■ **PAGE**:
--- Begin ---

This diary excerpt is from 1903, when Angella was 22 years old:

MARCH

March 1st Sunday: A wild gale blew last night but it must have been very soft wind for the snow looked scarcer this morning. The roads are too soft to go to Mass. Water came into the cellar and caused quite a disturbance. Bob came down this evening for a while. Not a very suitable evening for a drive.

March 2nd Mon.: Election day. Amos and Father went down. I sent for some lemons and candy. Weather cold again and roads bad being broken up where soft. Still knitting.

March 3rd, Tuesday: The most important news today informs us that the election of the old members and the most important event is the arrival of Bill Ford. We were so well entertained that we almost forgot to go to bed.

March 4th, Wed.: We spent quite a pleasant day listening to accounts of old times. Bob came down in the morning. I went down the road with Wm in the afternoon to Dan’s and to John Murphy’s. Dan came up in the evening.

March 5th, Thursday: I got up early this morning but still did not get much knitting done to-day. Ma (?) is getting tired of it. M(?)A Boyle came down this evening and stayed for tea. Ed. And Bob came for her. Mr Ford was away all day came back at night.

March 6th, Friday: We had two calls from Bob to-day. Amos went to town and brought home candy & so forth for Mr. Ford’s cold. He made some calls but was home early.

March 7th, Satur.: The quilt is finished or at least the knitting is done but it still has to be sewed together. Amos was down again to-day. Mike O’Kane came up to tell us it was his birthday. Ed. Boyle came down and took Mr. Ford up home.

--- End ---

■ **SHORT EXERCISE 1**: Repeat the diary excerpt in full, word for word.

■ **RECORDS FOR THE EXERCISE**:
--- Begin ---

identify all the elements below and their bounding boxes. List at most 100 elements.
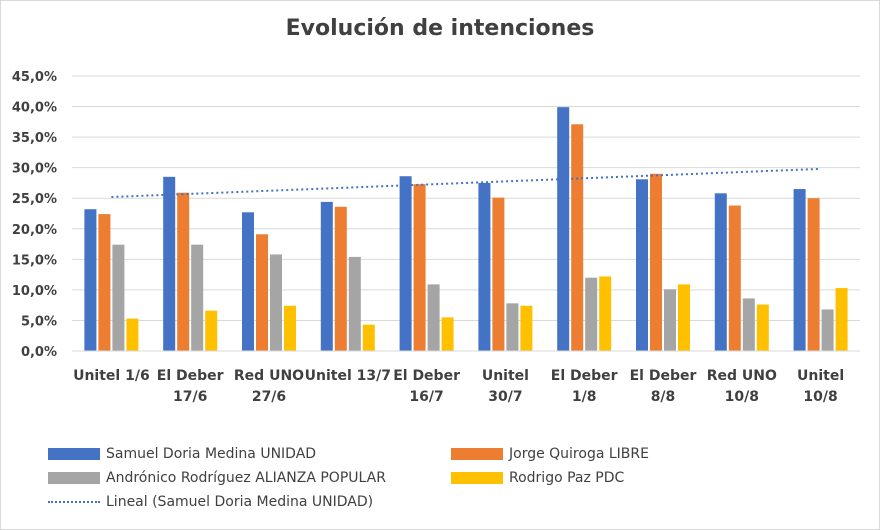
bar xyxy=(256,234,268,351)
x-tick-label: El Deber 1/8 xyxy=(551,368,618,405)
bar xyxy=(112,244,125,351)
x-tick-label-line: 10/8 xyxy=(803,389,837,405)
x-tick-label-line: 17/6 xyxy=(173,389,207,405)
y-tick-label: 15,0% xyxy=(12,253,57,268)
legend-label-paz: Rodrigo Paz PDC xyxy=(509,470,625,486)
legend-swatch-doria-medina xyxy=(48,448,100,460)
bar xyxy=(126,318,139,351)
x-tick-label-line: 30/7 xyxy=(488,389,522,405)
legend-label-rodriguez: Andrónico Rodríguez ALIANZA POPULAR xyxy=(106,470,386,486)
x-tick-label: Unitel 10/8 xyxy=(797,368,844,405)
bar xyxy=(756,304,769,351)
bar xyxy=(793,189,806,351)
bar xyxy=(413,184,426,351)
x-tick-label: Red UNO 10/8 xyxy=(707,368,777,405)
chart-title: Evolución de intenciones xyxy=(285,16,595,41)
bar xyxy=(362,324,375,351)
x-tick-label-line: Unitel xyxy=(482,368,529,384)
bar xyxy=(728,205,741,351)
bar xyxy=(599,276,612,351)
bar xyxy=(636,179,648,351)
legend-item-trendline[interactable]: Lineal (Samuel Doria Medina UNIDAD) xyxy=(48,492,373,512)
bar xyxy=(557,107,570,352)
x-tick-label-line: 16/7 xyxy=(409,389,443,405)
bar xyxy=(348,256,361,351)
bar xyxy=(191,244,204,351)
x-axis-tick-labels: Unitel 1/6 El Deber 17/6 Red UNO 27/6 Unitel … xyxy=(73,368,844,405)
bar xyxy=(270,254,282,351)
bar xyxy=(163,176,176,351)
legend-swatch-rodriguez xyxy=(48,472,100,484)
bars xyxy=(84,107,848,352)
x-tick-label: Unitel 30/7 xyxy=(482,368,529,405)
bar xyxy=(177,192,190,351)
bar xyxy=(520,305,533,351)
bar xyxy=(492,197,505,351)
legend-label-doria-medina: Samuel Doria Medina UNIDAD xyxy=(106,446,317,462)
x-tick-label: El Deber 8/8 xyxy=(630,368,697,405)
legend-swatch-paz xyxy=(451,472,503,484)
bar xyxy=(84,209,97,351)
bar xyxy=(821,309,834,351)
trendline xyxy=(111,167,821,198)
x-tick-label-line: El Deber xyxy=(551,368,618,384)
y-axis-tick-labels: 0,0% 5,0% 10,0% 15,0% 20,0% 25,0% 30,0% 35,0% 40… xyxy=(12,70,57,360)
legend-swatch-trendline xyxy=(48,501,100,503)
legend-item-doria-medina[interactable]: Samuel Doria Medina UNIDAD xyxy=(48,444,316,464)
x-tick-label-line: 1/8 xyxy=(572,389,597,405)
legend-item-paz[interactable]: Rodrigo Paz PDC xyxy=(451,468,624,488)
bar xyxy=(441,317,454,351)
x-tick-label-line: 8/8 xyxy=(651,389,676,405)
bar xyxy=(242,212,254,351)
legend-item-rodriguez[interactable]: Andrónico Rodríguez ALIANZA POPULAR xyxy=(48,468,386,488)
bar xyxy=(478,182,491,351)
bar xyxy=(427,284,440,351)
bar xyxy=(807,198,820,351)
y-tick-label: 25,0% xyxy=(12,192,57,207)
x-tick-label: Unitel 13/7 xyxy=(305,368,391,384)
y-tick-label: 10,0% xyxy=(12,284,57,299)
trendline-path xyxy=(111,167,821,198)
x-tick-label-line: 27/6 xyxy=(252,389,286,405)
bar xyxy=(399,176,412,351)
x-tick-label: El Deber 17/6 xyxy=(157,368,224,405)
x-tick-label-line: Red UNO xyxy=(234,368,304,384)
bar xyxy=(678,284,690,351)
y-tick-label: 30,0% xyxy=(12,162,57,177)
legend-item-quiroga[interactable]: Jorge Quiroga LIBRE xyxy=(451,444,649,464)
bar xyxy=(714,193,727,351)
bar xyxy=(664,289,676,351)
x-tick-label-line: El Deber xyxy=(393,368,460,384)
bar xyxy=(205,310,218,351)
bar xyxy=(585,277,598,351)
x-tick-label-line: Unitel 13/7 xyxy=(305,368,391,384)
bar xyxy=(506,303,519,351)
legend-label-trendline: Lineal (Samuel Doria Medina UNIDAD) xyxy=(106,494,374,510)
gridlines xyxy=(72,75,860,321)
y-tick-label: 20,0% xyxy=(12,223,57,238)
y-tick-label: 0,0% xyxy=(21,345,57,360)
x-tick-label: El Deber 16/7 xyxy=(393,368,460,405)
legend-swatch-quiroga xyxy=(451,448,503,460)
bar xyxy=(98,214,111,351)
x-tick-label-line: 10/8 xyxy=(725,389,759,405)
bar xyxy=(742,298,755,351)
y-tick-label: 35,0% xyxy=(12,131,57,146)
y-tick-label: 5,0% xyxy=(21,314,57,329)
x-tick-label-line: El Deber xyxy=(157,368,224,384)
bar xyxy=(835,288,848,351)
legend-label-quiroga: Jorge Quiroga LIBRE xyxy=(509,446,649,462)
x-tick-label-line: El Deber xyxy=(630,368,697,384)
bar xyxy=(284,305,296,351)
x-tick-label-line: Unitel xyxy=(797,368,844,384)
x-tick-label-line: Unitel 1/6 xyxy=(73,368,150,384)
bar xyxy=(320,201,333,351)
y-tick-label: 45,0% xyxy=(12,70,57,85)
x-tick-label: Unitel 1/6 xyxy=(73,368,150,384)
x-tick-label: Red UNO 27/6 xyxy=(234,368,304,405)
bar xyxy=(650,173,662,351)
bar xyxy=(571,124,584,352)
x-tick-label-line: Red UNO xyxy=(707,368,777,384)
bar xyxy=(334,206,347,351)
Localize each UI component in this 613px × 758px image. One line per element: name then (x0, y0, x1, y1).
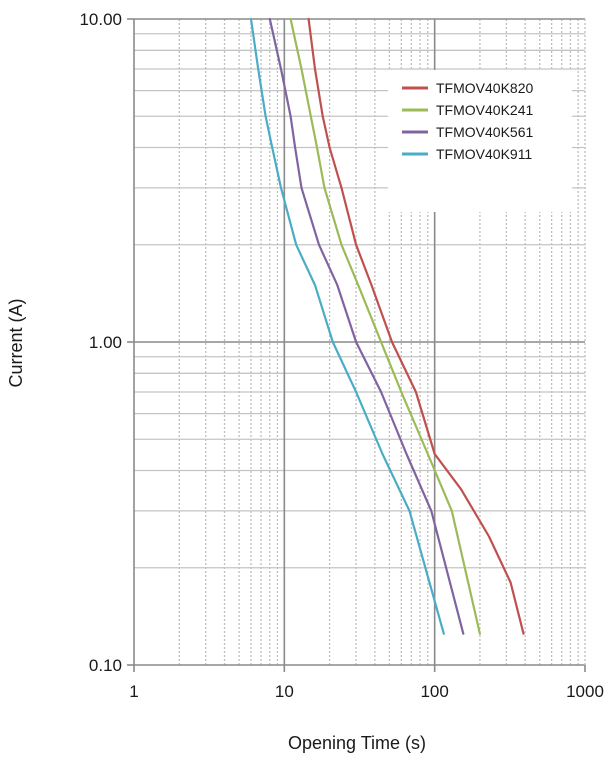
x-axis-title: Opening Time (s) (288, 733, 426, 753)
legend-label: TFMOV40K561 (436, 124, 533, 140)
x-tick-label: 100 (420, 682, 448, 701)
legend-label: TFMOV40K820 (436, 80, 533, 96)
y-tick-labels: 0.10 1.00 10.00 (79, 10, 122, 675)
series-line (289, 17, 481, 635)
series-line (249, 17, 445, 635)
series-lines (249, 17, 525, 635)
y-tick-label: 10.00 (79, 10, 122, 29)
x-tick-labels: 1 10 100 1000 (129, 682, 604, 701)
x-tick-label: 1000 (566, 682, 604, 701)
y-tick-label: 1.00 (89, 333, 122, 352)
legend-label: TFMOV40K241 (436, 102, 533, 118)
x-tick-label: 1 (129, 682, 138, 701)
series-line (268, 17, 465, 635)
series-line (307, 17, 525, 635)
legend-label: TFMOV40K911 (436, 146, 532, 162)
y-tick-label: 0.10 (89, 656, 122, 675)
axes (127, 18, 586, 672)
x-tick-label: 10 (275, 682, 294, 701)
legend: TFMOV40K820 TFMOV40K241 TFMOV40K561 TFMOV40… (402, 80, 533, 162)
y-axis-title: Current (A) (6, 298, 26, 387)
legend-background (388, 70, 572, 212)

--- End ---

■ **SHORT EXERCISE 2**: Transcribe the entries without changing anything, beginning at the line that contains "x-axis-title: Opening Time" and stopping after the final line of the entries.

■ **RESULT 1**:
This diary excerpt is from 1903, when Angella was 22 years old:

MARCH

March 1st Sunday: A wild gale blew last night but it must have been very soft wind for the snow looked scarcer this morning. The roads are too soft to go to Mass. Water came into the cellar and caused quite a disturbance. Bob came down this evening for a while. Not a very suitable evening for a drive.

March 2nd Mon.: Election day. Amos and Father went down. I sent for some lemons and candy. Weather cold again and roads bad being broken up where soft. Still knitting.

March 3rd, Tuesday: The most important news today informs us that the election of the old members and the most important event is the arrival of Bill Ford. We were so well entertained that we almost forgot to go to bed.

March 4th, Wed.: We spent quite a pleasant day listening to accounts of old times. Bob came down in the morning. I went down the road with Wm in the afternoon to Dan’s and to John Murphy’s. Dan came up in the evening.

March 5th, Thursday: I got up early this morning but still did not get much knitting done to-day. Ma (?) is getting tired of it. M(?)A Boyle came down this evening and stayed for tea. Ed. And Bob came for her. Mr Ford was away all day came back at night.

March 6th, Friday: We had two calls from Bob to-day. Amos went to town and brought home candy & so forth for Mr. Ford’s cold. He made some calls but was home early.

March 7th, Satur.: The quilt is finished or at least the knitting is done but it still has to be sewed together. Amos was down again to-day. Mike O’Kane came up to tell us it was his birthday. Ed. Boyle came down and took Mr. Ford up home.

■ **RESULT 2**:
x-axis-title: Opening Time (s) (288, 733, 426, 753)
legend-label: TFMOV40K561 (436, 124, 533, 140)
x-tick-label: 100 (420, 682, 448, 701)
legend-label: TFMOV40K820 (436, 80, 533, 96)
y-tick-labels: 0.10 1.00 10.00 (79, 10, 122, 675)
series-line (289, 17, 481, 635)
series-line (249, 17, 445, 635)
series-lines (249, 17, 525, 635)
y-tick-label: 10.00 (79, 10, 122, 29)
x-tick-labels: 1 10 100 1000 (129, 682, 604, 701)
x-tick-label: 1000 (566, 682, 604, 701)
y-tick-label: 1.00 (89, 333, 122, 352)
legend-label: TFMOV40K241 (436, 102, 533, 118)
x-tick-label: 1 (129, 682, 138, 701)
series-line (268, 17, 465, 635)
series-line (307, 17, 525, 635)
legend-label: TFMOV40K911 (436, 146, 532, 162)
y-tick-label: 0.10 (89, 656, 122, 675)
axes (127, 18, 586, 672)
x-tick-label: 10 (275, 682, 294, 701)
legend: TFMOV40K820 TFMOV40K241 TFMOV40K561 TFMOV40… (402, 80, 533, 162)
y-axis-title: Current (A) (6, 298, 26, 387)
legend-background (388, 70, 572, 212)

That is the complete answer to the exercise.